╭─ Record set

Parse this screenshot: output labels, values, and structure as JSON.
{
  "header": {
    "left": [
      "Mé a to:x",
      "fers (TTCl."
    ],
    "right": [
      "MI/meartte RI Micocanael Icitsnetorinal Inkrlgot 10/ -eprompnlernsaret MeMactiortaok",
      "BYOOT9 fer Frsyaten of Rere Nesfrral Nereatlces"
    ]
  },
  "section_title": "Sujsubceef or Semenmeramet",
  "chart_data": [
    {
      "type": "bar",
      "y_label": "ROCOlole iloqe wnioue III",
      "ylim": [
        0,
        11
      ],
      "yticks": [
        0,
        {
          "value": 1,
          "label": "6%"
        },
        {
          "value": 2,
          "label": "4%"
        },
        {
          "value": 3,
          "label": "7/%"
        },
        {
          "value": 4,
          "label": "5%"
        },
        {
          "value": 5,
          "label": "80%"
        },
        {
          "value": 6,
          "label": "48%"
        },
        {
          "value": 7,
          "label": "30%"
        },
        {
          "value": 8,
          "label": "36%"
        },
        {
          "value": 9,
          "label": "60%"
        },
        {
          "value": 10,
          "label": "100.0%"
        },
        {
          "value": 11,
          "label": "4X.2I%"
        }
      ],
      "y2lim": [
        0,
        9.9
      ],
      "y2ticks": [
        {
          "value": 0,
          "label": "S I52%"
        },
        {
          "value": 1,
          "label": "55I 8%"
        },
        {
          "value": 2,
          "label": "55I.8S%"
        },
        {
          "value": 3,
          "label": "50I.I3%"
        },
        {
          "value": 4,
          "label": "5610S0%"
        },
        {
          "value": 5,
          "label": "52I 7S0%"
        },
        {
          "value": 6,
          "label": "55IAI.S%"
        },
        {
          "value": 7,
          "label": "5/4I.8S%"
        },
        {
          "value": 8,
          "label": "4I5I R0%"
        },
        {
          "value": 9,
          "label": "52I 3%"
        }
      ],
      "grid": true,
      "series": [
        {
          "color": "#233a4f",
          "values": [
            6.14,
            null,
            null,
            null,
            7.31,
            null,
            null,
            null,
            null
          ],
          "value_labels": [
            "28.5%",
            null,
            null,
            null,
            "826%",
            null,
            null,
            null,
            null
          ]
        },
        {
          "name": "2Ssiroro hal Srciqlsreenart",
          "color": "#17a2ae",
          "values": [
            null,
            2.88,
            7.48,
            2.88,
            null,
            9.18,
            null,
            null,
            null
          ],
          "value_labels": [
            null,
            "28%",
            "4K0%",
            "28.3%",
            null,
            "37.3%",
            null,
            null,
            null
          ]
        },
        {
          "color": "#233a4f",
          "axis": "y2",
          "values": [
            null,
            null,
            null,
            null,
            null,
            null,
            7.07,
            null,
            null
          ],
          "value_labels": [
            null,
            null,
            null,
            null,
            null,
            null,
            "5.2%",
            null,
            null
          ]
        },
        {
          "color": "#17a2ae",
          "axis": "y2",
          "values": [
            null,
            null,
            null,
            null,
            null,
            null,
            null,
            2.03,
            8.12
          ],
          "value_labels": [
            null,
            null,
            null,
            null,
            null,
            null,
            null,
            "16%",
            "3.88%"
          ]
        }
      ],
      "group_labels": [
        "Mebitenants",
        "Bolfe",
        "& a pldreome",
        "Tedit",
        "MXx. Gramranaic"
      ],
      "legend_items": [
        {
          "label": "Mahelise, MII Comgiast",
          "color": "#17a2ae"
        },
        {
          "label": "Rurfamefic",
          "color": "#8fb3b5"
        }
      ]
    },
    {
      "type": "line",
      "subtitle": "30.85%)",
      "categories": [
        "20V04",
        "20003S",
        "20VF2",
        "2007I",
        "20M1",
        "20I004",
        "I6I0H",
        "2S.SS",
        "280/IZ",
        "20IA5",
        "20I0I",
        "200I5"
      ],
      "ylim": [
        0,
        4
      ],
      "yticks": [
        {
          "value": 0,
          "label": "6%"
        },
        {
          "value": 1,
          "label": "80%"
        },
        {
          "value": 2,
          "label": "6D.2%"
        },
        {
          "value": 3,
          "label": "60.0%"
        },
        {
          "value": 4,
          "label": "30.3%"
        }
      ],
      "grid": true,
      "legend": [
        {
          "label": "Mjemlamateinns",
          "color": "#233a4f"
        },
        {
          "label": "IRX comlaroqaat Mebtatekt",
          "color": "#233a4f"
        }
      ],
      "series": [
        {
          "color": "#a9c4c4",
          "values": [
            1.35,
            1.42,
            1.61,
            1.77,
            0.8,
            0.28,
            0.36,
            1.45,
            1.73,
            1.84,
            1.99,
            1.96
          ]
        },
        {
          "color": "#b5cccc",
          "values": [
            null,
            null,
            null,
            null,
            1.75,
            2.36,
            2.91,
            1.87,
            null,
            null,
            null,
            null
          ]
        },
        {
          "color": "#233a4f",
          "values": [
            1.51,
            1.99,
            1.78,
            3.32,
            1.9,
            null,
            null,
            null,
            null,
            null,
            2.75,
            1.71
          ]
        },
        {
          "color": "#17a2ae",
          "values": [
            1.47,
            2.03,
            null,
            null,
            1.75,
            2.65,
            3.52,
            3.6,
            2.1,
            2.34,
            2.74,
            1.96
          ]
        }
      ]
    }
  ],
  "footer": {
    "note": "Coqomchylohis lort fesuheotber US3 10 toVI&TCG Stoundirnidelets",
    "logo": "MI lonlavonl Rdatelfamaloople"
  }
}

╰─

» Instruction
Reproduce each entry word for word.

» Answer to this task
Parse this screenshot: output labels, values, and structure as JSON.
{
  "header": {
    "left": [
      "Mé a to:x",
      "fers (TTCl."
    ],
    "right": [
      "MI/meartte RI Micocanael Icitsnetorinal Inkrlgot 10/ -eprompnlernsaret MeMactiortaok",
      "BYOOT9 fer Frsyaten of Rere Nesfrral Nereatlces"
    ]
  },
  "section_title": "Sujsubceef or Semenmeramet",
  "chart_data": [
    {
      "type": "bar",
      "y_label": "ROCOlole iloqe wnioue III",
      "ylim": [
        0,
        11
      ],
      "yticks": [
        0,
        {
          "value": 1,
          "label": "6%"
        },
        {
          "value": 2,
          "label": "4%"
        },
        {
          "value": 3,
          "label": "7/%"
        },
        {
          "value": 4,
          "label": "5%"
        },
        {
          "value": 5,
          "label": "80%"
        },
        {
          "value": 6,
          "label": "48%"
        },
        {
          "value": 7,
          "label": "30%"
        },
        {
          "value": 8,
          "label": "36%"
        },
        {
          "value": 9,
          "label": "60%"
        },
        {
          "value": 10,
          "label": "100.0%"
        },
        {
          "value": 11,
          "label": "4X.2I%"
        }
      ],
      "y2lim": [
        0,
        9.9
      ],
      "y2ticks": [
        {
          "value": 0,
          "label": "S I52%"
        },
        {
          "value": 1,
          "label": "55I 8%"
        },
        {
          "value": 2,
          "label": "55I.8S%"
        },
        {
          "value": 3,
          "label": "50I.I3%"
        },
        {
          "value": 4,
          "label": "5610S0%"
        },
        {
          "value": 5,
          "label": "52I 7S0%"
        },
        {
          "value": 6,
          "label": "55IAI.S%"
        },
        {
          "value": 7,
          "label": "5/4I.8S%"
        },
        {
          "value": 8,
          "label": "4I5I R0%"
        },
        {
          "value": 9,
          "label": "52I 3%"
        }
      ],
      "grid": true,
      "series": [
        {
          "color": "#233a4f",
          "values": [
            6.14,
            null,
            null,
            null,
            7.31,
            null,
            null,
            null,
            null
          ],
          "value_labels": [
            "28.5%",
            null,
            null,
            null,
            "826%",
            null,
            null,
            null,
            null
          ]
        },
        {
          "name": "2Ssiroro hal Srciqlsreenart",
          "color": "#17a2ae",
          "values": [
            null,
            2.88,
            7.48,
            2.88,
            null,
            9.18,
            null,
            null,
            null
          ],
          "value_labels": [
            null,
            "28%",
            "4K0%",
            "28.3%",
            null,
            "37.3%",
            null,
            null,
            null
          ]
        },
        {
          "color": "#233a4f",
          "axis": "y2",
          "values": [
            null,
            null,
            null,
            null,
            null,
            null,
            7.07,
            null,
            null
          ],
          "value_labels": [
            null,
            null,
            null,
            null,
            null,
            null,
            "5.2%",
            null,
            null
          ]
        },
        {
          "color": "#17a2ae",
          "axis": "y2",
          "values": [
            null,
            null,
            null,
            null,
            null,
            null,
            null,
            2.03,
            8.12
          ],
          "value_labels": [
            null,
            null,
            null,
            null,
            null,
            null,
            null,
            "16%",
            "3.88%"
          ]
        }
      ],
      "group_labels": [
        "Mebitenants",
        "Bolfe",
        "& a pldreome",
        "Tedit",
        "MXx. Gramranaic"
      ],
      "legend_items": [
        {
          "label": "Mahelise, MII Comgiast",
          "color": "#17a2ae"
        },
        {
          "label": "Rurfamefic",
          "color": "#8fb3b5"
        }
      ]
    },
    {
      "type": "line",
      "subtitle": "30.85%)",
      "categories": [
        "20V04",
        "20003S",
        "20VF2",
        "2007I",
        "20M1",
        "20I004",
        "I6I0H",
        "2S.SS",
        "280/IZ",
        "20IA5",
        "20I0I",
        "200I5"
      ],
      "ylim": [
        0,
        4
      ],
      "yticks": [
        {
          "value": 0,
          "label": "6%"
        },
        {
          "value": 1,
          "label": "80%"
        },
        {
          "value": 2,
          "label": "6D.2%"
        },
        {
          "value": 3,
          "label": "60.0%"
        },
        {
          "value": 4,
          "label": "30.3%"
        }
      ],
      "grid": true,
      "legend": [
        {
          "label": "Mjemlamateinns",
          "color": "#233a4f"
        },
        {
          "label": "IRX comlaroqaat Mebtatekt",
          "color": "#233a4f"
        }
      ],
      "series": [
        {
          "color": "#a9c4c4",
          "values": [
            1.35,
            1.42,
            1.61,
            1.77,
            0.8,
            0.28,
            0.36,
            1.45,
            1.73,
            1.84,
            1.99,
            1.96
          ]
        },
        {
          "color": "#b5cccc",
          "values": [
            null,
            null,
            null,
            null,
            1.75,
            2.36,
            2.91,
            1.87,
            null,
            null,
            null,
            null
          ]
        },
        {
          "color": "#233a4f",
          "values": [
            1.51,
            1.99,
            1.78,
            3.32,
            1.9,
            null,
            null,
            null,
            null,
            null,
            2.75,
            1.71
          ]
        },
        {
          "color": "#17a2ae",
          "values": [
            1.47,
            2.03,
            null,
            null,
            1.75,
            2.65,
            3.52,
            3.6,
            2.1,
            2.34,
            2.74,
            1.96
          ]
        }
      ]
    }
  ],
  "footer": {
    "note": "Coqomchylohis lort fesuheotber US3 10 toVI&TCG Stoundirnidelets",
    "logo": "MI lonlavonl Rdatelfamaloople"
  }
}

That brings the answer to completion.